- **The task**:
Reproduce each line of the listing exactly.

- **Material to process**:

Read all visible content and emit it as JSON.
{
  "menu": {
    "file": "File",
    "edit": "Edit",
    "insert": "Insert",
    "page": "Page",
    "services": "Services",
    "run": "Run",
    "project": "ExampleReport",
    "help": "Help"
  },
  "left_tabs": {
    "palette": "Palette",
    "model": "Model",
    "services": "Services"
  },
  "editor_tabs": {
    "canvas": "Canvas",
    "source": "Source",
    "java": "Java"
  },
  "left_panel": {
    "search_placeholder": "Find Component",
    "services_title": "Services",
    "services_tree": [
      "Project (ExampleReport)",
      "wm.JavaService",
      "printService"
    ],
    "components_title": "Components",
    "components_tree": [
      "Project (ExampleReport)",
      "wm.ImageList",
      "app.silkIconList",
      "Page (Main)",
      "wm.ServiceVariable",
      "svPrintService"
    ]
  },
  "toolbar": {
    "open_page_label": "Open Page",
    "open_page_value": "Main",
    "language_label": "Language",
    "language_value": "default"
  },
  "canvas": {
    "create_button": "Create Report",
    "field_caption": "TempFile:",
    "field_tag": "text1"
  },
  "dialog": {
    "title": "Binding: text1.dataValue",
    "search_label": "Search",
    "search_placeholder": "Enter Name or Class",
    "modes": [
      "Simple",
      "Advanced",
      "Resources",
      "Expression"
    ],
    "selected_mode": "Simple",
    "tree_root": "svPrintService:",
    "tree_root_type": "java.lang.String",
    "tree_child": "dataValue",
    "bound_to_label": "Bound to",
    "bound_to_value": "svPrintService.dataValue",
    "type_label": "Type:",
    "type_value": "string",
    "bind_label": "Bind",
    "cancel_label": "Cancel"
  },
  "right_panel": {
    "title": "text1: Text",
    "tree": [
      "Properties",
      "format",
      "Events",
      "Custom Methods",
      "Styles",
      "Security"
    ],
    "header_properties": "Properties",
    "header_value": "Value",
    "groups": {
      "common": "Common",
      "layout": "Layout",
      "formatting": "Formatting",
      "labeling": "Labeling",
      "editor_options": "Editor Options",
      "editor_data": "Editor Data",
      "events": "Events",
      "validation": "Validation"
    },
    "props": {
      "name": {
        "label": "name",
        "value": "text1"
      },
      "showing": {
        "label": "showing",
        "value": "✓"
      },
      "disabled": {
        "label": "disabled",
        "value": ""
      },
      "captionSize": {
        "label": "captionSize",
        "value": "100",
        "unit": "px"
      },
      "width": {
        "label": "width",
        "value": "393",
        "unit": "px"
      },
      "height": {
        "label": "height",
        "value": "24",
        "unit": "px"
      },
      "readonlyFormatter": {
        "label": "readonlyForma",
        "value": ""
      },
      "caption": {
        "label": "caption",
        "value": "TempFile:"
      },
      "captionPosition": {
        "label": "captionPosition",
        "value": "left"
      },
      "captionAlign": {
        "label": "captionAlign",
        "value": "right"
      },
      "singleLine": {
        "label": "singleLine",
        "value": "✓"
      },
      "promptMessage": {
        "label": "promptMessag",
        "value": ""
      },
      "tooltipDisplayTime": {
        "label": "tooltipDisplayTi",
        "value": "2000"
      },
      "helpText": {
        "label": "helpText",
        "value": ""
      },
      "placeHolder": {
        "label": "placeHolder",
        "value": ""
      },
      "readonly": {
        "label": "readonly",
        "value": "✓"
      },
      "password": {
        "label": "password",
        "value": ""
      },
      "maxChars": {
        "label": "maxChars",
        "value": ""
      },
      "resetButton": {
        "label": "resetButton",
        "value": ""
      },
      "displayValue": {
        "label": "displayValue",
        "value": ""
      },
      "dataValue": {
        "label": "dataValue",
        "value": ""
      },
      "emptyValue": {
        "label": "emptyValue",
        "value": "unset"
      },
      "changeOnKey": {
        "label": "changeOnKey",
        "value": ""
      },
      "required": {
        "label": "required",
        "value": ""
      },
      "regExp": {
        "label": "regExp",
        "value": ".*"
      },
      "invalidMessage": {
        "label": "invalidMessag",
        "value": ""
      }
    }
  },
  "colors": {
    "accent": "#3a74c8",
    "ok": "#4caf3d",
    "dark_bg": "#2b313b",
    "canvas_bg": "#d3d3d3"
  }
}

- **Correct response**:
Read all visible content and emit it as JSON.
{
  "menu": {
    "file": "File",
    "edit": "Edit",
    "insert": "Insert",
    "page": "Page",
    "services": "Services",
    "run": "Run",
    "project": "ExampleReport",
    "help": "Help"
  },
  "left_tabs": {
    "palette": "Palette",
    "model": "Model",
    "services": "Services"
  },
  "editor_tabs": {
    "canvas": "Canvas",
    "source": "Source",
    "java": "Java"
  },
  "left_panel": {
    "search_placeholder": "Find Component",
    "services_title": "Services",
    "services_tree": [
      "Project (ExampleReport)",
      "wm.JavaService",
      "printService"
    ],
    "components_title": "Components",
    "components_tree": [
      "Project (ExampleReport)",
      "wm.ImageList",
      "app.silkIconList",
      "Page (Main)",
      "wm.ServiceVariable",
      "svPrintService"
    ]
  },
  "toolbar": {
    "open_page_label": "Open Page",
    "open_page_value": "Main",
    "language_label": "Language",
    "language_value": "default"
  },
  "canvas": {
    "create_button": "Create Report",
    "field_caption": "TempFile:",
    "field_tag": "text1"
  },
  "dialog": {
    "title": "Binding: text1.dataValue",
    "search_label": "Search",
    "search_placeholder": "Enter Name or Class",
    "modes": [
      "Simple",
      "Advanced",
      "Resources",
      "Expression"
    ],
    "selected_mode": "Simple",
    "tree_root": "svPrintService:",
    "tree_root_type": "java.lang.String",
    "tree_child": "dataValue",
    "bound_to_label": "Bound to",
    "bound_to_value": "svPrintService.dataValue",
    "type_label": "Type:",
    "type_value": "string",
    "bind_label": "Bind",
    "cancel_label": "Cancel"
  },
  "right_panel": {
    "title": "text1: Text",
    "tree": [
      "Properties",
      "format",
      "Events",
      "Custom Methods",
      "Styles",
      "Security"
    ],
    "header_properties": "Properties",
    "header_value": "Value",
    "groups": {
      "common": "Common",
      "layout": "Layout",
      "formatting": "Formatting",
      "labeling": "Labeling",
      "editor_options": "Editor Options",
      "editor_data": "Editor Data",
      "events": "Events",
      "validation": "Validation"
    },
    "props": {
      "name": {
        "label": "name",
        "value": "text1"
      },
      "showing": {
        "label": "showing",
        "value": "✓"
      },
      "disabled": {
        "label": "disabled",
        "value": ""
      },
      "captionSize": {
        "label": "captionSize",
        "value": "100",
        "unit": "px"
      },
      "width": {
        "label": "width",
        "value": "393",
        "unit": "px"
      },
      "height": {
        "label": "height",
        "value": "24",
        "unit": "px"
      },
      "readonlyFormatter": {
        "label": "readonlyForma",
        "value": ""
      },
      "caption": {
        "label": "caption",
        "value": "TempFile:"
      },
      "captionPosition": {
        "label": "captionPosition",
        "value": "left"
      },
      "captionAlign": {
        "label": "captionAlign",
        "value": "right"
      },
      "singleLine": {
        "label": "singleLine",
        "value": "✓"
      },
      "promptMessage": {
        "label": "promptMessag",
        "value": ""
      },
      "tooltipDisplayTime": {
        "label": "tooltipDisplayTi",
        "value": "2000"
      },
      "helpText": {
        "label": "helpText",
        "value": ""
      },
      "placeHolder": {
        "label": "placeHolder",
        "value": ""
      },
      "readonly": {
        "label": "readonly",
        "value": "✓"
      },
      "password": {
        "label": "password",
        "value": ""
      },
      "maxChars": {
        "label": "maxChars",
        "value": ""
      },
      "resetButton": {
        "label": "resetButton",
        "value": ""
      },
      "displayValue": {
        "label": "displayValue",
        "value": ""
      },
      "dataValue": {
        "label": "dataValue",
        "value": ""
      },
      "emptyValue": {
        "label": "emptyValue",
        "value": "unset"
      },
      "changeOnKey": {
        "label": "changeOnKey",
        "value": ""
      },
      "required": {
        "label": "required",
        "value": ""
      },
      "regExp": {
        "label": "regExp",
        "value": ".*"
      },
      "invalidMessage": {
        "label": "invalidMessag",
        "value": ""
      }
    }
  },
  "colors": {
    "accent": "#3a74c8",
    "ok": "#4caf3d",
    "dark_bg": "#2b313b",
    "canvas_bg": "#d3d3d3"
  }
}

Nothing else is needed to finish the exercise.